(Dataset entries on figures)
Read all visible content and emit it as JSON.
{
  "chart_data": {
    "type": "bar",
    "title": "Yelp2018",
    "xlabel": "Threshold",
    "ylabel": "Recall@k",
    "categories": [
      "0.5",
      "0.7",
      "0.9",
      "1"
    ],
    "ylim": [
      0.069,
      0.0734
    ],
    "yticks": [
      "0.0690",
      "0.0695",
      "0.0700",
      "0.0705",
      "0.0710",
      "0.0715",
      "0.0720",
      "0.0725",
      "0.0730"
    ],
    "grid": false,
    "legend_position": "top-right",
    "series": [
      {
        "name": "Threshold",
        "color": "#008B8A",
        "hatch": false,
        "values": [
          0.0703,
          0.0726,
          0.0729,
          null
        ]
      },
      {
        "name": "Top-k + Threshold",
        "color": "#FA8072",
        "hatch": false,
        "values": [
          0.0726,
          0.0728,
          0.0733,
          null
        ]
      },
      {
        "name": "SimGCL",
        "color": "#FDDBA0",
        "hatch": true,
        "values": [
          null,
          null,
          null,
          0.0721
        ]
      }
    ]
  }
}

> Given exercise
Reproduce the records in full, exactly as written.

> Right answer
Read all visible content and emit it as JSON.
{
  "chart_data": {
    "type": "bar",
    "title": "Yelp2018",
    "xlabel": "Threshold",
    "ylabel": "Recall@k",
    "categories": [
      "0.5",
      "0.7",
      "0.9",
      "1"
    ],
    "ylim": [
      0.069,
      0.0734
    ],
    "yticks": [
      "0.0690",
      "0.0695",
      "0.0700",
      "0.0705",
      "0.0710",
      "0.0715",
      "0.0720",
      "0.0725",
      "0.0730"
    ],
    "grid": false,
    "legend_position": "top-right",
    "series": [
      {
        "name": "Threshold",
        "color": "#008B8A",
        "hatch": false,
        "values": [
          0.0703,
          0.0726,
          0.0729,
          null
        ]
      },
      {
        "name": "Top-k + Threshold",
        "color": "#FA8072",
        "hatch": false,
        "values": [
          0.0726,
          0.0728,
          0.0733,
          null
        ]
      },
      {
        "name": "SimGCL",
        "color": "#FDDBA0",
        "hatch": true,
        "values": [
          null,
          null,
          null,
          0.0721
        ]
      }
    ]
  }
}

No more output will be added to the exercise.